> [AIM OF THE EXERCISE]:
Return every line of the records below word for word, but leave out the pictures.

> [MATERIAL FOR THE TASK]:
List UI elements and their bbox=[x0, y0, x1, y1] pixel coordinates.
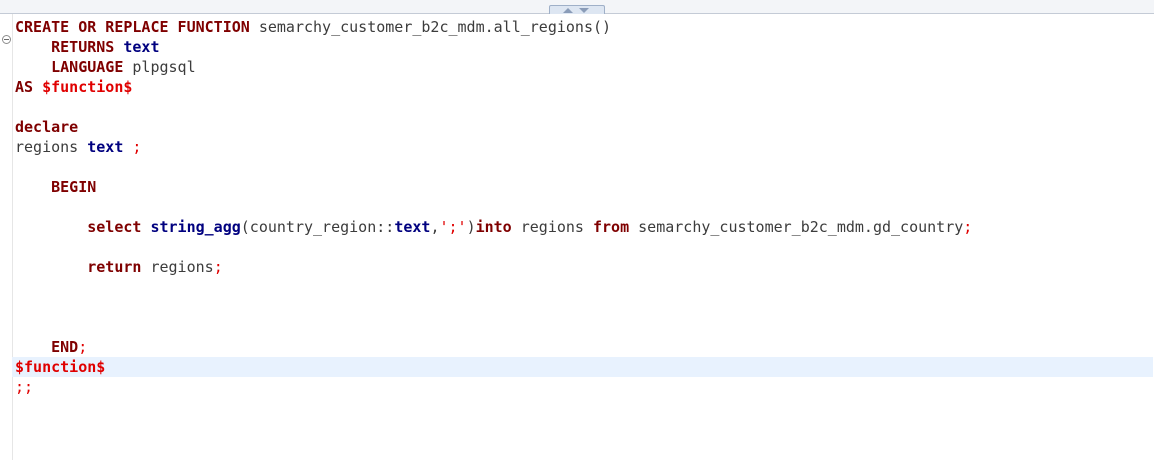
function-name: semarchy_customer_b2c_mdm.all_regions() bbox=[249, 18, 612, 36]
semicolon: ; bbox=[213, 258, 223, 276]
code-line[interactable]: ;; bbox=[15, 377, 1150, 397]
code-line[interactable] bbox=[15, 157, 1150, 177]
keyword: AS bbox=[15, 78, 34, 96]
function-call: string_agg bbox=[150, 218, 241, 236]
keyword: declare bbox=[15, 118, 79, 136]
string-literal: ';' bbox=[439, 218, 467, 236]
keyword: from bbox=[593, 218, 630, 236]
code-line[interactable]: declare bbox=[15, 117, 1150, 137]
sql-editor[interactable]: CREATE OR REPLACE FUNCTION semarchy_cust… bbox=[12, 17, 1153, 397]
semicolon: ; bbox=[78, 338, 88, 356]
code-line[interactable] bbox=[15, 317, 1150, 337]
code-line[interactable]: LANGUAGE plpgsql bbox=[15, 57, 1150, 77]
code-line[interactable]: BEGIN bbox=[15, 177, 1150, 197]
language-name: plpgsql bbox=[123, 58, 196, 76]
code-line[interactable]: END; bbox=[15, 337, 1150, 357]
keyword: into bbox=[475, 218, 512, 236]
code-line[interactable]: CREATE OR REPLACE FUNCTION semarchy_cust… bbox=[15, 17, 1150, 37]
keyword: LANGUAGE bbox=[51, 58, 124, 76]
dollar-quote: $function$ bbox=[42, 78, 133, 96]
keyword: CREATE OR REPLACE FUNCTION bbox=[15, 18, 250, 36]
semicolon: ; bbox=[123, 138, 142, 156]
code-text: ) bbox=[466, 218, 476, 236]
code-text: (country_region:: bbox=[240, 218, 395, 236]
code-text: regions bbox=[141, 258, 214, 276]
code-line-current[interactable]: $function$ bbox=[12, 357, 1153, 377]
semicolon: ;; bbox=[15, 378, 34, 396]
keyword: RETURNS bbox=[51, 38, 115, 56]
code-text: semarchy_customer_b2c_mdm.gd_country bbox=[629, 218, 964, 236]
keyword: END bbox=[51, 338, 79, 356]
code-line[interactable]: AS $function$ bbox=[15, 77, 1150, 97]
keyword: return bbox=[87, 258, 142, 276]
type: text bbox=[123, 38, 160, 56]
keyword: select bbox=[87, 218, 142, 236]
code-line[interactable]: RETURNS text bbox=[15, 37, 1150, 57]
code-line[interactable] bbox=[15, 237, 1150, 257]
code-line[interactable]: regions text ; bbox=[15, 137, 1150, 157]
type: text bbox=[394, 218, 431, 236]
code-line[interactable] bbox=[15, 297, 1150, 317]
editor-top-bar bbox=[0, 0, 1154, 14]
code-line[interactable] bbox=[15, 97, 1150, 117]
chevron-down-icon[interactable] bbox=[579, 8, 589, 13]
chevron-up-icon[interactable] bbox=[563, 8, 573, 13]
code-line[interactable] bbox=[15, 277, 1150, 297]
dollar-quote: $function$ bbox=[15, 358, 106, 376]
type: text bbox=[87, 138, 124, 156]
variable: regions bbox=[15, 138, 88, 156]
code-text: regions bbox=[511, 218, 593, 236]
fold-collapse-icon[interactable] bbox=[2, 35, 11, 44]
editor-gutter bbox=[0, 14, 13, 460]
keyword: BEGIN bbox=[51, 178, 97, 196]
semicolon: ; bbox=[963, 218, 973, 236]
code-line[interactable]: select string_agg(country_region::text,'… bbox=[15, 217, 1150, 237]
code-line[interactable] bbox=[15, 197, 1150, 217]
sash-collapse-toggle[interactable] bbox=[549, 5, 605, 14]
code-line[interactable]: return regions; bbox=[15, 257, 1150, 277]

> [RESULT]:
List UI elements and their bbox=[x0, y0, x1, y1] pixel coordinates.
function-name: semarchy_customer_b2c_mdm.all_regions() bbox=[249, 18, 612, 36]
semicolon: ; bbox=[213, 258, 223, 276]
code-line[interactable]: ;; bbox=[15, 377, 1150, 397]
code-line[interactable] bbox=[15, 157, 1150, 177]
keyword: AS bbox=[15, 78, 34, 96]
function-call: string_agg bbox=[150, 218, 241, 236]
keyword: declare bbox=[15, 118, 79, 136]
string-literal: ';' bbox=[439, 218, 467, 236]
keyword: from bbox=[593, 218, 630, 236]
code-line[interactable]: declare bbox=[15, 117, 1150, 137]
sql-editor[interactable]: CREATE OR REPLACE FUNCTION semarchy_cust… bbox=[12, 17, 1153, 397]
semicolon: ; bbox=[78, 338, 88, 356]
code-line[interactable] bbox=[15, 317, 1150, 337]
code-line[interactable]: LANGUAGE plpgsql bbox=[15, 57, 1150, 77]
code-line[interactable]: BEGIN bbox=[15, 177, 1150, 197]
language-name: plpgsql bbox=[123, 58, 196, 76]
code-line[interactable]: END; bbox=[15, 337, 1150, 357]
keyword: into bbox=[475, 218, 512, 236]
code-line[interactable]: CREATE OR REPLACE FUNCTION semarchy_cust… bbox=[15, 17, 1150, 37]
keyword: LANGUAGE bbox=[51, 58, 124, 76]
dollar-quote: $function$ bbox=[42, 78, 133, 96]
keyword: CREATE OR REPLACE FUNCTION bbox=[15, 18, 250, 36]
semicolon: ; bbox=[123, 138, 142, 156]
code-text: ) bbox=[466, 218, 476, 236]
code-text: (country_region:: bbox=[240, 218, 395, 236]
code-text: regions bbox=[141, 258, 214, 276]
code-line-current[interactable]: $function$ bbox=[12, 357, 1153, 377]
semicolon: ;; bbox=[15, 378, 34, 396]
keyword: RETURNS bbox=[51, 38, 115, 56]
code-text: semarchy_customer_b2c_mdm.gd_country bbox=[629, 218, 964, 236]
keyword: END bbox=[51, 338, 79, 356]
code-line[interactable]: AS $function$ bbox=[15, 77, 1150, 97]
keyword: return bbox=[87, 258, 142, 276]
type: text bbox=[123, 38, 160, 56]
keyword: select bbox=[87, 218, 142, 236]
code-line[interactable]: RETURNS text bbox=[15, 37, 1150, 57]
code-line[interactable] bbox=[15, 237, 1150, 257]
code-line[interactable]: regions text ; bbox=[15, 137, 1150, 157]
type: text bbox=[394, 218, 431, 236]
code-line[interactable] bbox=[15, 297, 1150, 317]
editor-top-bar bbox=[0, 0, 1154, 14]
code-line[interactable] bbox=[15, 97, 1150, 117]
chevron-down-icon[interactable] bbox=[579, 8, 589, 13]
chevron-up-icon[interactable] bbox=[563, 8, 573, 13]
code-line[interactable] bbox=[15, 277, 1150, 297]
dollar-quote: $function$ bbox=[15, 358, 106, 376]
type: text bbox=[87, 138, 124, 156]
variable: regions bbox=[15, 138, 88, 156]
code-text: regions bbox=[511, 218, 593, 236]
fold-collapse-icon[interactable] bbox=[2, 35, 11, 44]
editor-gutter bbox=[0, 14, 13, 460]
keyword: BEGIN bbox=[51, 178, 97, 196]
semicolon: ; bbox=[963, 218, 973, 236]
code-line[interactable]: select string_agg(country_region::text,'… bbox=[15, 217, 1150, 237]
code-line[interactable] bbox=[15, 197, 1150, 217]
sash-collapse-toggle[interactable] bbox=[549, 5, 605, 14]
code-line[interactable]: return regions; bbox=[15, 257, 1150, 277]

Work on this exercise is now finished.